Dataset entries on figures:
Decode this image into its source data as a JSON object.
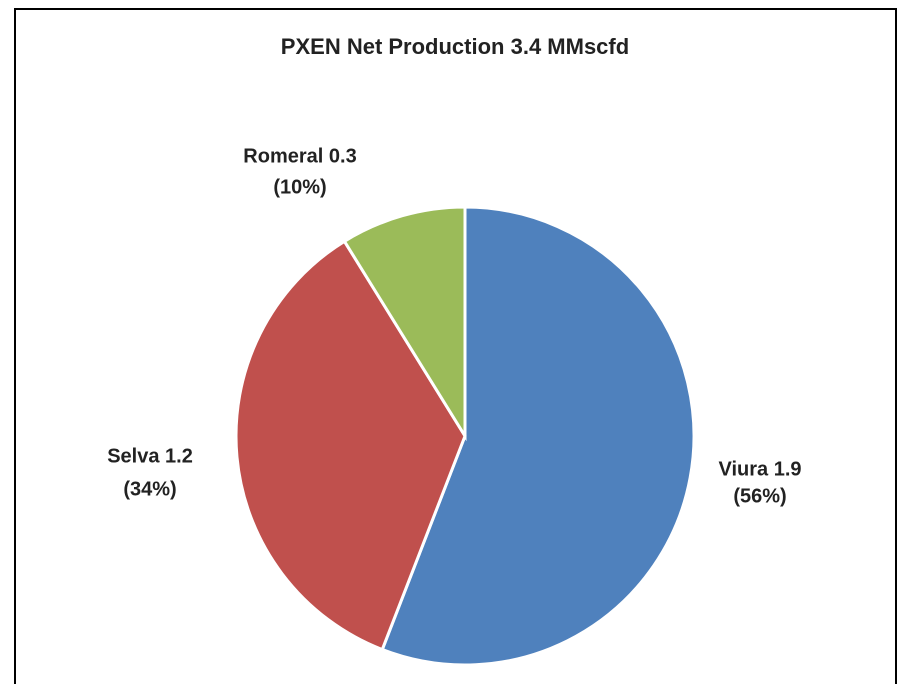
{
  "chart_data": {
    "type": "pie",
    "title": "PXEN Net Production 3.4 MMscfd",
    "values": [
      1.9,
      1.2,
      0.3
    ],
    "value_labels": [
      "Viura 1.9",
      "Selva 1.2",
      "Romeral 0.3"
    ],
    "percent_labels": [
      "(56%)",
      "(34%)",
      "(10%)"
    ],
    "colors": [
      "#4f81bd",
      "#c0504d",
      "#9bbb59"
    ]
  }
}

■ Task goal ■
Print out the whole of the material word for word, without pictures.

■ Response ■
Decode this image into its source data as a JSON object.
{
  "chart_data": {
    "type": "pie",
    "title": "PXEN Net Production 3.4 MMscfd",
    "values": [
      1.9,
      1.2,
      0.3
    ],
    "value_labels": [
      "Viura 1.9",
      "Selva 1.2",
      "Romeral 0.3"
    ],
    "percent_labels": [
      "(56%)",
      "(34%)",
      "(10%)"
    ],
    "colors": [
      "#4f81bd",
      "#c0504d",
      "#9bbb59"
    ]
  }
}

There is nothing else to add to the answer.